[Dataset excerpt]
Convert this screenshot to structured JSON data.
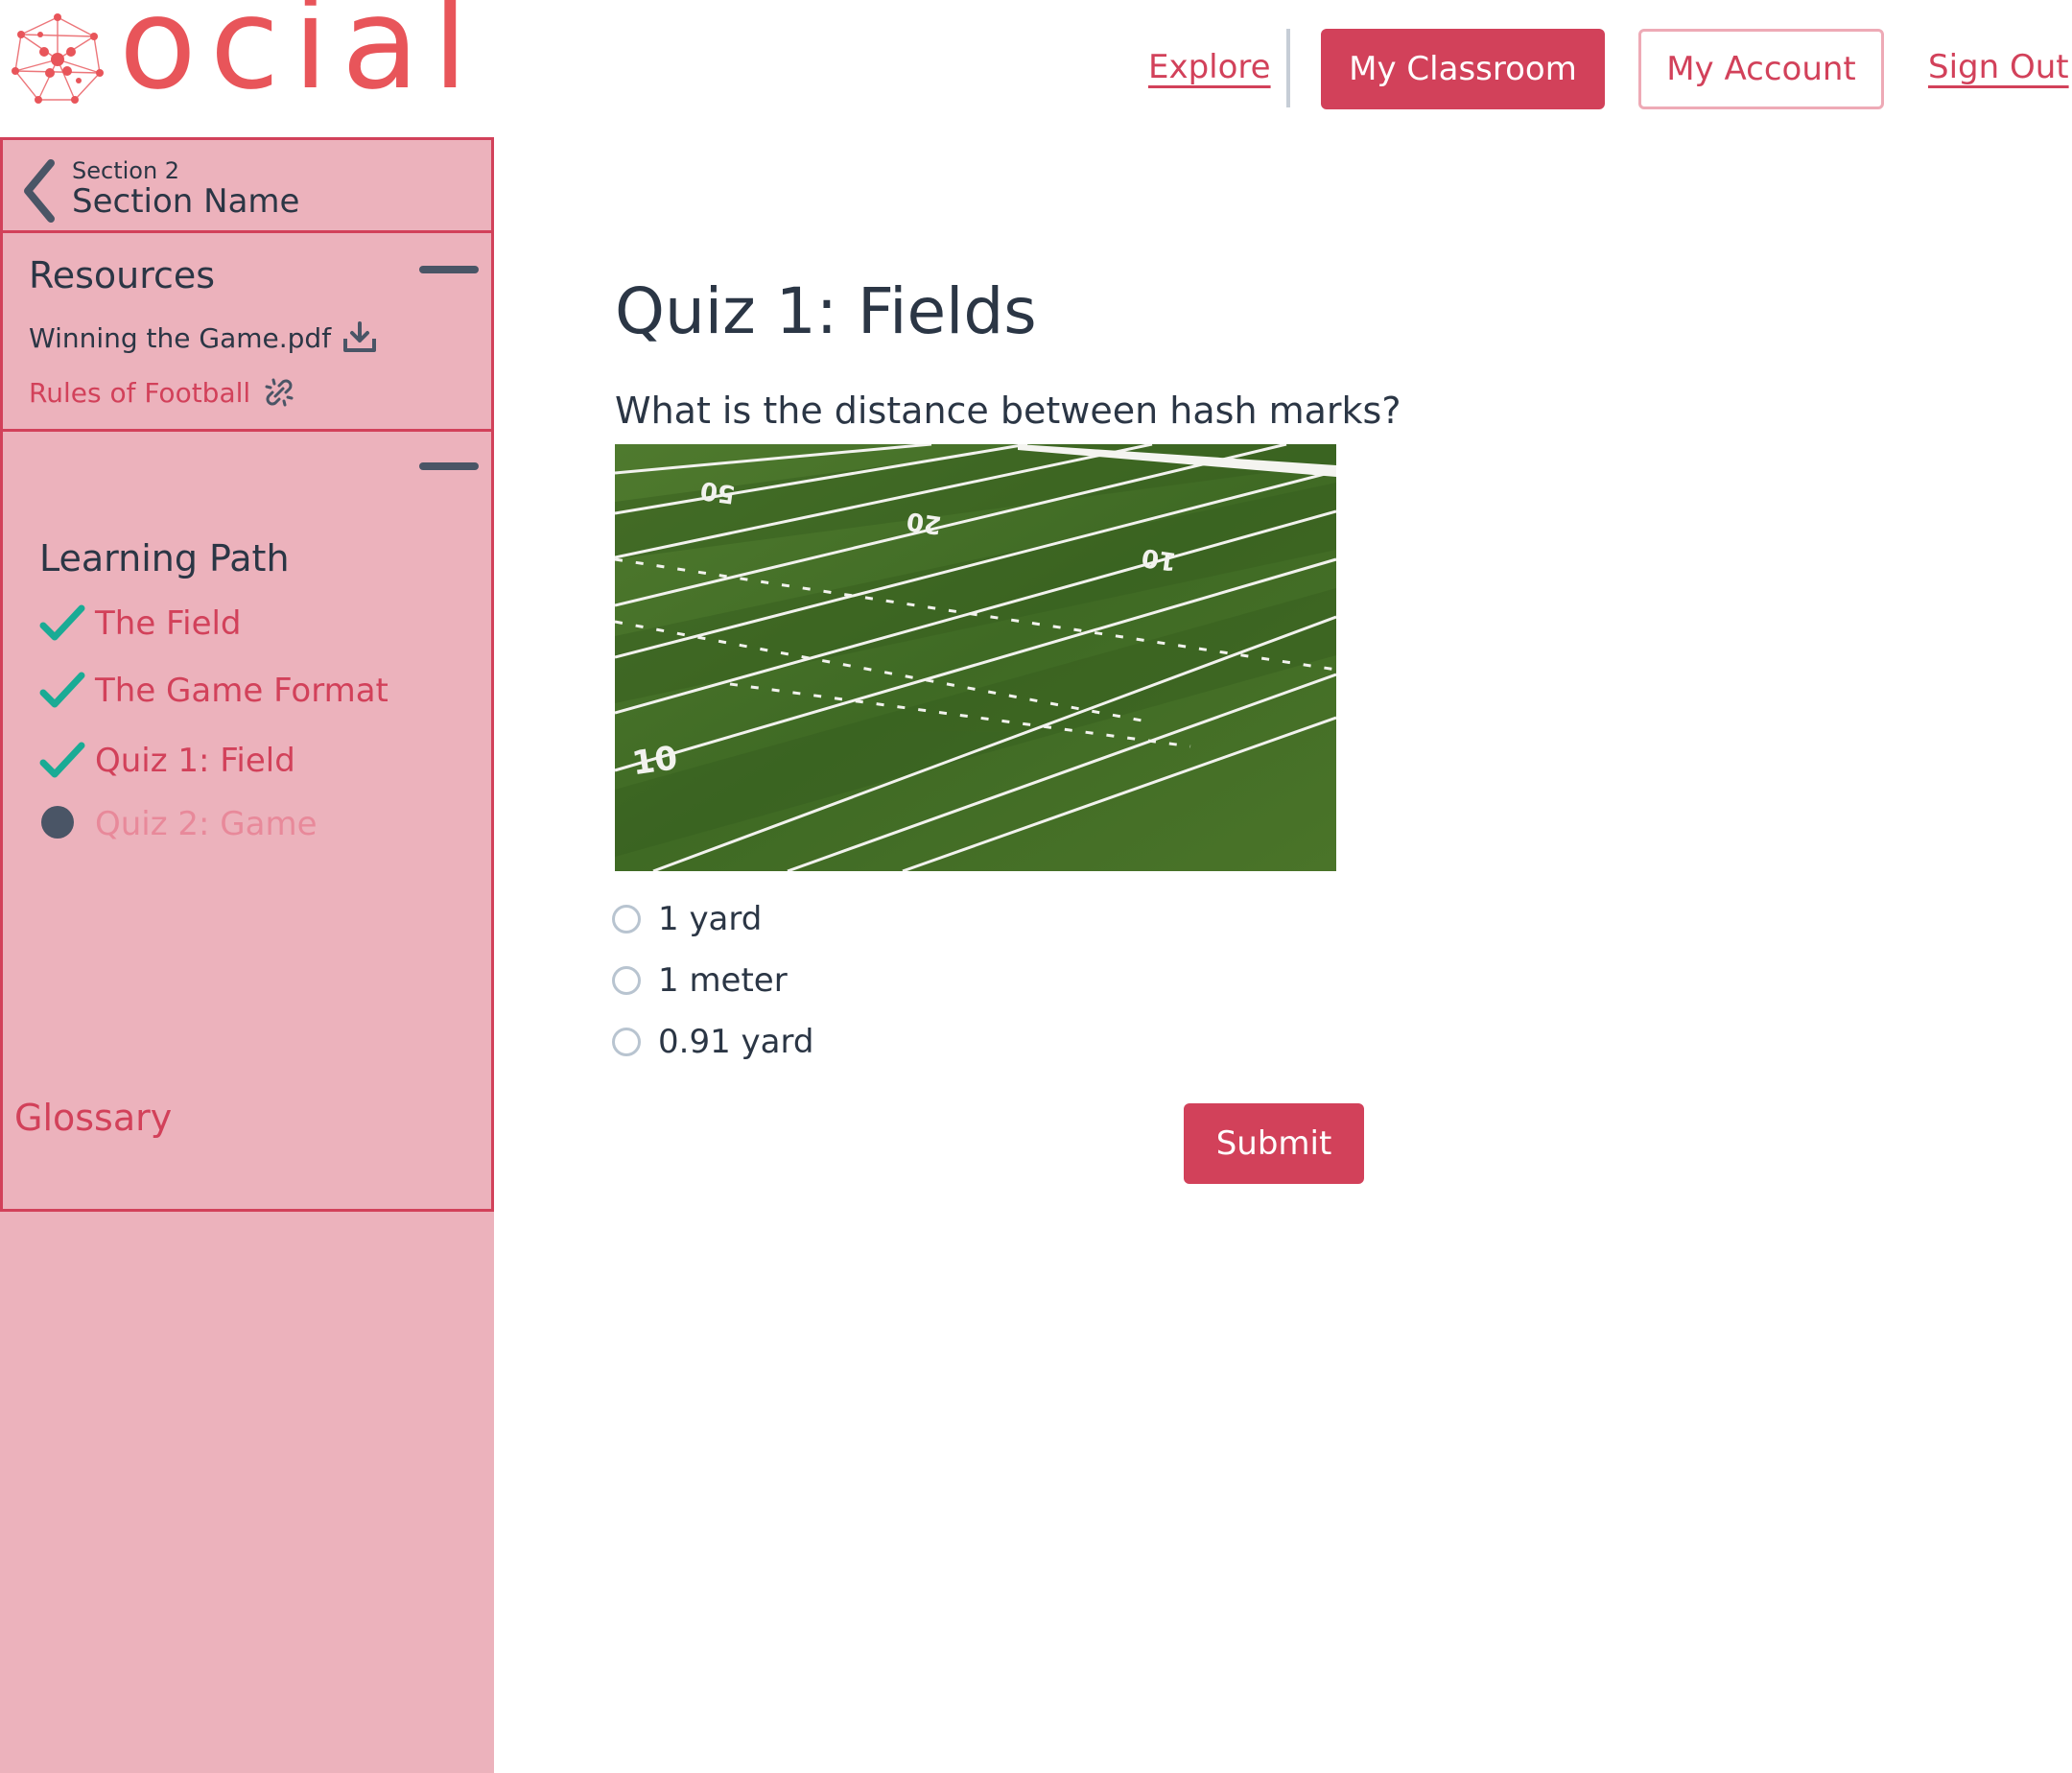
{
  "brand": {
    "wordmark": "ocial"
  },
  "nav": {
    "explore": "Explore",
    "my_classroom": "My Classroom",
    "my_account": "My Account",
    "sign_out": "Sign Out"
  },
  "sidebar": {
    "section": {
      "label": "Section 2",
      "name": "Section Name"
    },
    "resources": {
      "title": "Resources",
      "items": [
        {
          "label": "Winning the Game.pdf",
          "icon": "download-icon"
        },
        {
          "label": "Rules of Football",
          "icon": "link-icon"
        }
      ]
    },
    "learning_path": {
      "title": "Learning Path",
      "items": [
        {
          "label": "The Field",
          "status": "done"
        },
        {
          "label": "The Game Format",
          "status": "done"
        },
        {
          "label": "Quiz 1: Field",
          "status": "done"
        },
        {
          "label": "Quiz 2: Game",
          "status": "current"
        }
      ]
    },
    "glossary": "Glossary"
  },
  "quiz": {
    "title": "Quiz 1: Fields",
    "question": "What is the distance between hash marks?",
    "image": {
      "yard_labels": [
        "50",
        "20",
        "10",
        "10"
      ]
    },
    "options": [
      "1 yard",
      "1 meter",
      "0.91 yard"
    ],
    "submit": "Submit"
  },
  "colors": {
    "accent": "#d2415a",
    "sidebar_bg": "#ecb2bc",
    "logo": "#e8555a",
    "check": "#1aab95",
    "text": "#2b3645"
  }
}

- THE REQUEST: Output a faithful copy of the data, with each picture left out.

- THE RESULT:
Convert this screenshot to structured JSON data.
{
  "brand": {
    "wordmark": "ocial"
  },
  "nav": {
    "explore": "Explore",
    "my_classroom": "My Classroom",
    "my_account": "My Account",
    "sign_out": "Sign Out"
  },
  "sidebar": {
    "section": {
      "label": "Section 2",
      "name": "Section Name"
    },
    "resources": {
      "title": "Resources",
      "items": [
        {
          "label": "Winning the Game.pdf",
          "icon": "download-icon"
        },
        {
          "label": "Rules of Football",
          "icon": "link-icon"
        }
      ]
    },
    "learning_path": {
      "title": "Learning Path",
      "items": [
        {
          "label": "The Field",
          "status": "done"
        },
        {
          "label": "The Game Format",
          "status": "done"
        },
        {
          "label": "Quiz 1: Field",
          "status": "done"
        },
        {
          "label": "Quiz 2: Game",
          "status": "current"
        }
      ]
    },
    "glossary": "Glossary"
  },
  "quiz": {
    "title": "Quiz 1: Fields",
    "question": "What is the distance between hash marks?",
    "image": {
      "yard_labels": [
        "50",
        "20",
        "10",
        "10"
      ]
    },
    "options": [
      "1 yard",
      "1 meter",
      "0.91 yard"
    ],
    "submit": "Submit"
  },
  "colors": {
    "accent": "#d2415a",
    "sidebar_bg": "#ecb2bc",
    "logo": "#e8555a",
    "check": "#1aab95",
    "text": "#2b3645"
  }
}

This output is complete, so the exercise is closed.